• _Goal of the exercise_: All the data should come back exactly as it was given.

Dataset records:
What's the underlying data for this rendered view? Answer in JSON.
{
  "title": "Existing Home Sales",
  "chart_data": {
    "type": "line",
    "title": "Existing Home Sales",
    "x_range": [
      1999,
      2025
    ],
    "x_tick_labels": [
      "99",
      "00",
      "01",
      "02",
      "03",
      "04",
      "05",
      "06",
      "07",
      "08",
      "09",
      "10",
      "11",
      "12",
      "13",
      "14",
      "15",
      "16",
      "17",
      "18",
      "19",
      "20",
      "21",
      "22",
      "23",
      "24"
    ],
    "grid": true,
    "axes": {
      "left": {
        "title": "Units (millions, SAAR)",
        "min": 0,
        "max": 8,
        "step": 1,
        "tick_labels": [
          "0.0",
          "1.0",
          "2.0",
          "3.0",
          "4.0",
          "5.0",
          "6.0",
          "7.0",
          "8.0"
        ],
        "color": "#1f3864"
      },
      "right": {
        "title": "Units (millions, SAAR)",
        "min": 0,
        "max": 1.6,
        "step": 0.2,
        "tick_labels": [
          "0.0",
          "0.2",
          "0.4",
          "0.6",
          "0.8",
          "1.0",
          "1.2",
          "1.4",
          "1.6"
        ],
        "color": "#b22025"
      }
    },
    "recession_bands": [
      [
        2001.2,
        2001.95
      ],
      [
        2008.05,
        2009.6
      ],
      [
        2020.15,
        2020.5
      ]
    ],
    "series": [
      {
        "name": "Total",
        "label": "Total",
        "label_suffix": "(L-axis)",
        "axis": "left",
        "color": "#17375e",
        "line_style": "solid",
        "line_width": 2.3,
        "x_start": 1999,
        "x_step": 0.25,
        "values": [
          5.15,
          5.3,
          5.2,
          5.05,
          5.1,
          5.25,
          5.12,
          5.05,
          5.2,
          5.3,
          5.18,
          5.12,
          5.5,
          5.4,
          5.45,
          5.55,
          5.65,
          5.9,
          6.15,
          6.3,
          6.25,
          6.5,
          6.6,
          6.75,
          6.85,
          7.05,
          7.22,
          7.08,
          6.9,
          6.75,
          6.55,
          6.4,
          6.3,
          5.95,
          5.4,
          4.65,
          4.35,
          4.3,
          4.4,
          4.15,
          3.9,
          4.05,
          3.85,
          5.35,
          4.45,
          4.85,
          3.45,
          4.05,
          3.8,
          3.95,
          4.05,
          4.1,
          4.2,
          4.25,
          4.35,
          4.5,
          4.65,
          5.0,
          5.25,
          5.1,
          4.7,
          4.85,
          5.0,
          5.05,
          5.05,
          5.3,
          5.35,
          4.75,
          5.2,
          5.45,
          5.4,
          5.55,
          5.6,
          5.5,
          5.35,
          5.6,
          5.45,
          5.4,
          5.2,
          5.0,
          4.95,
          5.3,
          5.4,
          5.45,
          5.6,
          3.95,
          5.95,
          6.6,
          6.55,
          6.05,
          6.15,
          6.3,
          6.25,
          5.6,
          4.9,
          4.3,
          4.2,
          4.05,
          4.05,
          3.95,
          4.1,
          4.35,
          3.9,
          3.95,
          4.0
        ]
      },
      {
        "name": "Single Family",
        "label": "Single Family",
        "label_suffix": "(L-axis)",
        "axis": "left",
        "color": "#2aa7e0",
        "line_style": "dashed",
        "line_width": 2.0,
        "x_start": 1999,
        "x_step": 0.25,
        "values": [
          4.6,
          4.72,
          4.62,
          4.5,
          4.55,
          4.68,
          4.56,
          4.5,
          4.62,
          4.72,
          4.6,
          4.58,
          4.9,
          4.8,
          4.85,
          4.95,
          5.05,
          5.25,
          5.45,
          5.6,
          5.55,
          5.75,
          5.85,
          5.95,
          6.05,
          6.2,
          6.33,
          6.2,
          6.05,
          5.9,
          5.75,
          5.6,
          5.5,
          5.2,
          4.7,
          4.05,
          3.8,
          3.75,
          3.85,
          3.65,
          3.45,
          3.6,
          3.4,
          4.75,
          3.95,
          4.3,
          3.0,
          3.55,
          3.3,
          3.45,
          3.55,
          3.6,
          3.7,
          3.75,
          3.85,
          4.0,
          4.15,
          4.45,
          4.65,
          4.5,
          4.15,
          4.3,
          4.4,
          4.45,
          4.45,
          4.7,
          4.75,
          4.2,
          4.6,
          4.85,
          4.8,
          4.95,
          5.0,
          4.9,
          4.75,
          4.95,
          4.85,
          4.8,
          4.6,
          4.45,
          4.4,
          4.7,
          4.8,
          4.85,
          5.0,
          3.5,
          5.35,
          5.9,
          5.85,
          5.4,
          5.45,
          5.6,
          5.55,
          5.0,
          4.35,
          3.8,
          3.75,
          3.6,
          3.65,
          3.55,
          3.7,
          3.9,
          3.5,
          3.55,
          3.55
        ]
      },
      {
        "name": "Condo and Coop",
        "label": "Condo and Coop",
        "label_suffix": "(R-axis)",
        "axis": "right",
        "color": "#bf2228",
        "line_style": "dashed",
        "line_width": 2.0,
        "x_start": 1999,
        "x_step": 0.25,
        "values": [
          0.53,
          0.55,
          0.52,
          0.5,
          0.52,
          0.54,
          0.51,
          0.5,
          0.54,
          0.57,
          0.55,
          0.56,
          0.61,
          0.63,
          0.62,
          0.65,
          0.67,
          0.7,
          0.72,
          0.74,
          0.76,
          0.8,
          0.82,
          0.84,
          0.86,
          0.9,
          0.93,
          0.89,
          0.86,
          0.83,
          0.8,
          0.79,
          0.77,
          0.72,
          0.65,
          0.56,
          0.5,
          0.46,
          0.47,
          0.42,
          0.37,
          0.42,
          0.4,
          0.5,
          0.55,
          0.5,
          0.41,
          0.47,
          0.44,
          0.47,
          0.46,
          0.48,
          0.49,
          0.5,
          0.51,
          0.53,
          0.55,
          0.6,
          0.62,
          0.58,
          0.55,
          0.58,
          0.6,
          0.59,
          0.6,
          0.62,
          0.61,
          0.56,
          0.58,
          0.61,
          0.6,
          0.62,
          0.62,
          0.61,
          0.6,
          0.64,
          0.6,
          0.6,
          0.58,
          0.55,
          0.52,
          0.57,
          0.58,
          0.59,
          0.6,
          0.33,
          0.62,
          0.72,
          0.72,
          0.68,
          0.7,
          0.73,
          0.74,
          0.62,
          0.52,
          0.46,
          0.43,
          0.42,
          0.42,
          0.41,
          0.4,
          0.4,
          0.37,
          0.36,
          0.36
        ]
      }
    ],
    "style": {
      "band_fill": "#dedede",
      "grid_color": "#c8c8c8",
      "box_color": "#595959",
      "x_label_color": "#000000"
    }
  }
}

• _Written solution_:
What's the underlying data for this rendered view? Answer in JSON.
{
  "title": "Existing Home Sales",
  "chart_data": {
    "type": "line",
    "title": "Existing Home Sales",
    "x_range": [
      1999,
      2025
    ],
    "x_tick_labels": [
      "99",
      "00",
      "01",
      "02",
      "03",
      "04",
      "05",
      "06",
      "07",
      "08",
      "09",
      "10",
      "11",
      "12",
      "13",
      "14",
      "15",
      "16",
      "17",
      "18",
      "19",
      "20",
      "21",
      "22",
      "23",
      "24"
    ],
    "grid": true,
    "axes": {
      "left": {
        "title": "Units (millions, SAAR)",
        "min": 0,
        "max": 8,
        "step": 1,
        "tick_labels": [
          "0.0",
          "1.0",
          "2.0",
          "3.0",
          "4.0",
          "5.0",
          "6.0",
          "7.0",
          "8.0"
        ],
        "color": "#1f3864"
      },
      "right": {
        "title": "Units (millions, SAAR)",
        "min": 0,
        "max": 1.6,
        "step": 0.2,
        "tick_labels": [
          "0.0",
          "0.2",
          "0.4",
          "0.6",
          "0.8",
          "1.0",
          "1.2",
          "1.4",
          "1.6"
        ],
        "color": "#b22025"
      }
    },
    "recession_bands": [
      [
        2001.2,
        2001.95
      ],
      [
        2008.05,
        2009.6
      ],
      [
        2020.15,
        2020.5
      ]
    ],
    "series": [
      {
        "name": "Total",
        "label": "Total",
        "label_suffix": "(L-axis)",
        "axis": "left",
        "color": "#17375e",
        "line_style": "solid",
        "line_width": 2.3,
        "x_start": 1999,
        "x_step": 0.25,
        "values": [
          5.15,
          5.3,
          5.2,
          5.05,
          5.1,
          5.25,
          5.12,
          5.05,
          5.2,
          5.3,
          5.18,
          5.12,
          5.5,
          5.4,
          5.45,
          5.55,
          5.65,
          5.9,
          6.15,
          6.3,
          6.25,
          6.5,
          6.6,
          6.75,
          6.85,
          7.05,
          7.22,
          7.08,
          6.9,
          6.75,
          6.55,
          6.4,
          6.3,
          5.95,
          5.4,
          4.65,
          4.35,
          4.3,
          4.4,
          4.15,
          3.9,
          4.05,
          3.85,
          5.35,
          4.45,
          4.85,
          3.45,
          4.05,
          3.8,
          3.95,
          4.05,
          4.1,
          4.2,
          4.25,
          4.35,
          4.5,
          4.65,
          5.0,
          5.25,
          5.1,
          4.7,
          4.85,
          5.0,
          5.05,
          5.05,
          5.3,
          5.35,
          4.75,
          5.2,
          5.45,
          5.4,
          5.55,
          5.6,
          5.5,
          5.35,
          5.6,
          5.45,
          5.4,
          5.2,
          5.0,
          4.95,
          5.3,
          5.4,
          5.45,
          5.6,
          3.95,
          5.95,
          6.6,
          6.55,
          6.05,
          6.15,
          6.3,
          6.25,
          5.6,
          4.9,
          4.3,
          4.2,
          4.05,
          4.05,
          3.95,
          4.1,
          4.35,
          3.9,
          3.95,
          4.0
        ]
      },
      {
        "name": "Single Family",
        "label": "Single Family",
        "label_suffix": "(L-axis)",
        "axis": "left",
        "color": "#2aa7e0",
        "line_style": "dashed",
        "line_width": 2.0,
        "x_start": 1999,
        "x_step": 0.25,
        "values": [
          4.6,
          4.72,
          4.62,
          4.5,
          4.55,
          4.68,
          4.56,
          4.5,
          4.62,
          4.72,
          4.6,
          4.58,
          4.9,
          4.8,
          4.85,
          4.95,
          5.05,
          5.25,
          5.45,
          5.6,
          5.55,
          5.75,
          5.85,
          5.95,
          6.05,
          6.2,
          6.33,
          6.2,
          6.05,
          5.9,
          5.75,
          5.6,
          5.5,
          5.2,
          4.7,
          4.05,
          3.8,
          3.75,
          3.85,
          3.65,
          3.45,
          3.6,
          3.4,
          4.75,
          3.95,
          4.3,
          3.0,
          3.55,
          3.3,
          3.45,
          3.55,
          3.6,
          3.7,
          3.75,
          3.85,
          4.0,
          4.15,
          4.45,
          4.65,
          4.5,
          4.15,
          4.3,
          4.4,
          4.45,
          4.45,
          4.7,
          4.75,
          4.2,
          4.6,
          4.85,
          4.8,
          4.95,
          5.0,
          4.9,
          4.75,
          4.95,
          4.85,
          4.8,
          4.6,
          4.45,
          4.4,
          4.7,
          4.8,
          4.85,
          5.0,
          3.5,
          5.35,
          5.9,
          5.85,
          5.4,
          5.45,
          5.6,
          5.55,
          5.0,
          4.35,
          3.8,
          3.75,
          3.6,
          3.65,
          3.55,
          3.7,
          3.9,
          3.5,
          3.55,
          3.55
        ]
      },
      {
        "name": "Condo and Coop",
        "label": "Condo and Coop",
        "label_suffix": "(R-axis)",
        "axis": "right",
        "color": "#bf2228",
        "line_style": "dashed",
        "line_width": 2.0,
        "x_start": 1999,
        "x_step": 0.25,
        "values": [
          0.53,
          0.55,
          0.52,
          0.5,
          0.52,
          0.54,
          0.51,
          0.5,
          0.54,
          0.57,
          0.55,
          0.56,
          0.61,
          0.63,
          0.62,
          0.65,
          0.67,
          0.7,
          0.72,
          0.74,
          0.76,
          0.8,
          0.82,
          0.84,
          0.86,
          0.9,
          0.93,
          0.89,
          0.86,
          0.83,
          0.8,
          0.79,
          0.77,
          0.72,
          0.65,
          0.56,
          0.5,
          0.46,
          0.47,
          0.42,
          0.37,
          0.42,
          0.4,
          0.5,
          0.55,
          0.5,
          0.41,
          0.47,
          0.44,
          0.47,
          0.46,
          0.48,
          0.49,
          0.5,
          0.51,
          0.53,
          0.55,
          0.6,
          0.62,
          0.58,
          0.55,
          0.58,
          0.6,
          0.59,
          0.6,
          0.62,
          0.61,
          0.56,
          0.58,
          0.61,
          0.6,
          0.62,
          0.62,
          0.61,
          0.6,
          0.64,
          0.6,
          0.6,
          0.58,
          0.55,
          0.52,
          0.57,
          0.58,
          0.59,
          0.6,
          0.33,
          0.62,
          0.72,
          0.72,
          0.68,
          0.7,
          0.73,
          0.74,
          0.62,
          0.52,
          0.46,
          0.43,
          0.42,
          0.42,
          0.41,
          0.4,
          0.4,
          0.37,
          0.36,
          0.36
        ]
      }
    ],
    "style": {
      "band_fill": "#dedede",
      "grid_color": "#c8c8c8",
      "box_color": "#595959",
      "x_label_color": "#000000"
    }
  }
}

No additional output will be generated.